Collection entries:

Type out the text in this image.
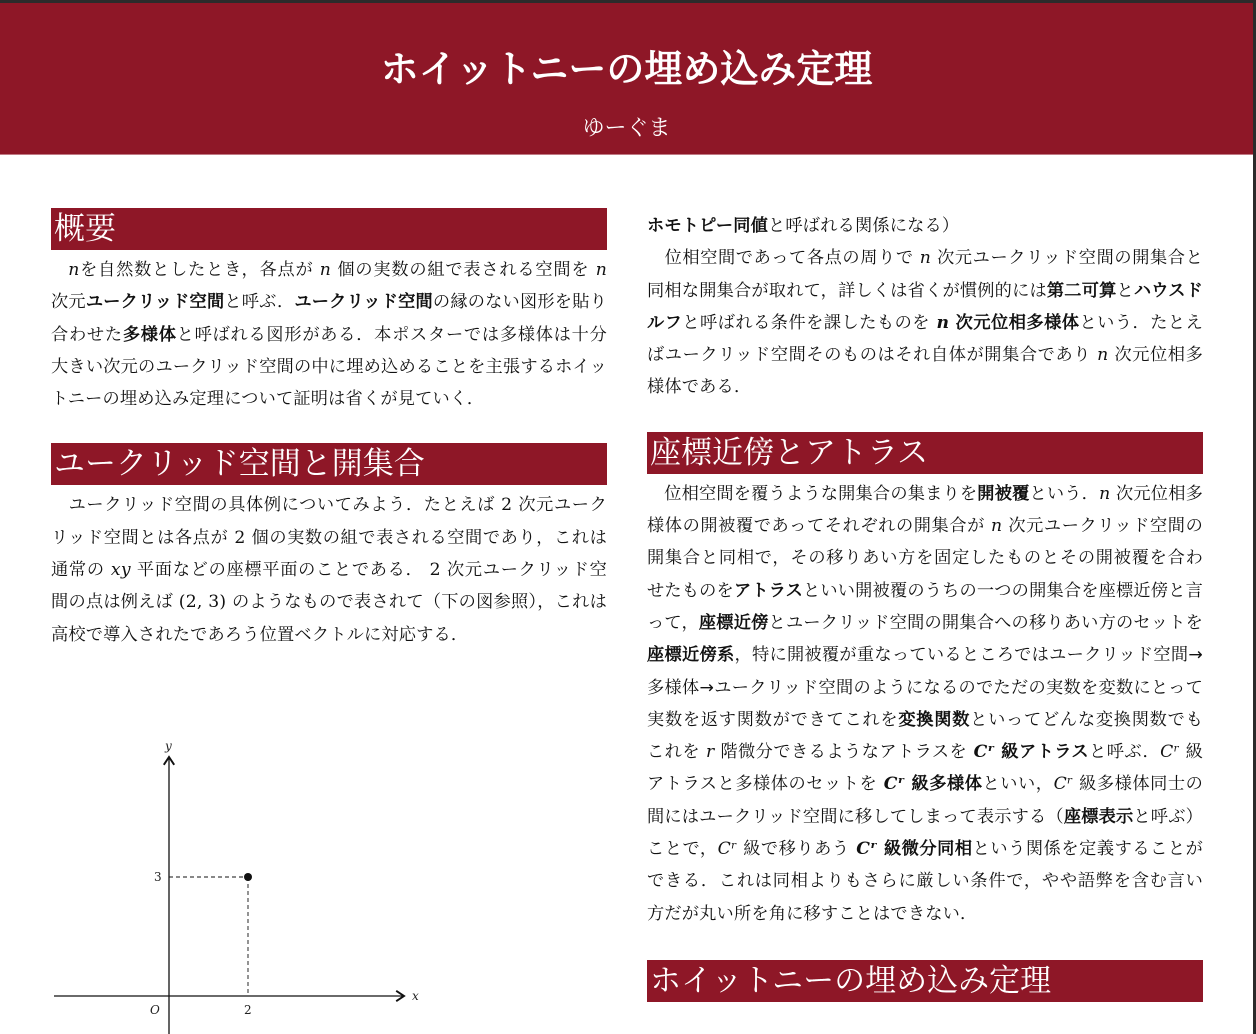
ホイットニーの埋め込み定理
ゆーぐま
概要

nを自然数としたとき，各点が n 個の実数の組で表される空間を n 次元ユークリッド空間と呼ぶ．ユークリッド空間の縁のない図形を貼り合わせた多様体と呼ばれる図形がある．本ポスターでは多様体は十分大きい次元のユークリッド空間の中に埋め込めることを主張するホイットニーの埋め込み定理について証明は省くが見ていく．

ユークリッド空間と開集合

ユークリッド空間の具体例についてみよう．たとえば 2 次元ユークリッド空間とは各点が 2 個の実数の組で表される空間であり，これは通常の xy 平面などの座標平面のことである． 2 次元ユークリッド空間の点は例えば (2, 3) のようなもので表されて（下の図参照），これは高校で導入されたであろう位置ベクトルに対応する．

y
x
O	2
3

ホモトピー同値と呼ばれる関係になる）

位相空間であって各点の周りで n 次元ユークリッド空間の開集合と同相な開集合が取れて，詳しくは省くが慣例的には第二可算とハウスドルフと呼ばれる条件を課したものを n 次元位相多様体という．たとえばユークリッド空間そのものはそれ自体が開集合であり n 次元位相多様体である．

座標近傍とアトラス

位相空間を覆うような開集合の集まりを開被覆という．n 次元位相多様体の開被覆であってそれぞれの開集合が n 次元ユークリッド空間の開集合と同相で，その移りあい方を固定したものとその開被覆を合わせたものをアトラスといい開被覆のうちの一つの開集合を座標近傍と言って，座標近傍とユークリッド空間の開集合への移りあい方のセットを座標近傍系，特に開被覆が重なっているところではユークリッド空間→多様体→ユークリッド空間のようになるのでただの実数を変数にとって実数を返す関数ができてこれを変換関数といってどんな変換関数でもこれを r 階微分できるようなアトラスを Cʳ 級アトラスと呼ぶ．Cʳ 級アトラスと多様体のセットを Cʳ 級多様体といい，Cʳ 級多様体同士の間にはユークリッド空間に移してしまって表示する（座標表示と呼ぶ）ことで，Cʳ 級で移りあう Cʳ 級微分同相という関係を定義することができる．これは同相よりもさらに厳しい条件で，やや語弊を含む言い方だが丸い所を角に移すことはできない．

ホイットニーの埋め込み定理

WHAT THE TASK REQUIRES
Copy all the entries word for word. Omit any pictures.

EXERCISE RESULT
Type out the text in this image.
ホイットニーの埋め込み定理
ゆーぐま
概要

nを自然数としたとき，各点が n 個の実数の組で表される空間を n 次元ユークリッド空間と呼ぶ．ユークリッド空間の縁のない図形を貼り合わせた多様体と呼ばれる図形がある．本ポスターでは多様体は十分大きい次元のユークリッド空間の中に埋め込めることを主張するホイットニーの埋め込み定理について証明は省くが見ていく．

ユークリッド空間と開集合

ユークリッド空間の具体例についてみよう．たとえば 2 次元ユークリッド空間とは各点が 2 個の実数の組で表される空間であり，これは通常の xy 平面などの座標平面のことである． 2 次元ユークリッド空間の点は例えば (2, 3) のようなもので表されて（下の図参照），これは高校で導入されたであろう位置ベクトルに対応する．

y
x
O	2
3

ホモトピー同値と呼ばれる関係になる）

位相空間であって各点の周りで n 次元ユークリッド空間の開集合と同相な開集合が取れて，詳しくは省くが慣例的には第二可算とハウスドルフと呼ばれる条件を課したものを n 次元位相多様体という．たとえばユークリッド空間そのものはそれ自体が開集合であり n 次元位相多様体である．

座標近傍とアトラス

位相空間を覆うような開集合の集まりを開被覆という．n 次元位相多様体の開被覆であってそれぞれの開集合が n 次元ユークリッド空間の開集合と同相で，その移りあい方を固定したものとその開被覆を合わせたものをアトラスといい開被覆のうちの一つの開集合を座標近傍と言って，座標近傍とユークリッド空間の開集合への移りあい方のセットを座標近傍系，特に開被覆が重なっているところではユークリッド空間→多様体→ユークリッド空間のようになるのでただの実数を変数にとって実数を返す関数ができてこれを変換関数といってどんな変換関数でもこれを r 階微分できるようなアトラスを Cʳ 級アトラスと呼ぶ．Cʳ 級アトラスと多様体のセットを Cʳ 級多様体といい，Cʳ 級多様体同士の間にはユークリッド空間に移してしまって表示する（座標表示と呼ぶ）ことで，Cʳ 級で移りあう Cʳ 級微分同相という関係を定義することができる．これは同相よりもさらに厳しい条件で，やや語弊を含む言い方だが丸い所を角に移すことはできない．

ホイットニーの埋め込み定理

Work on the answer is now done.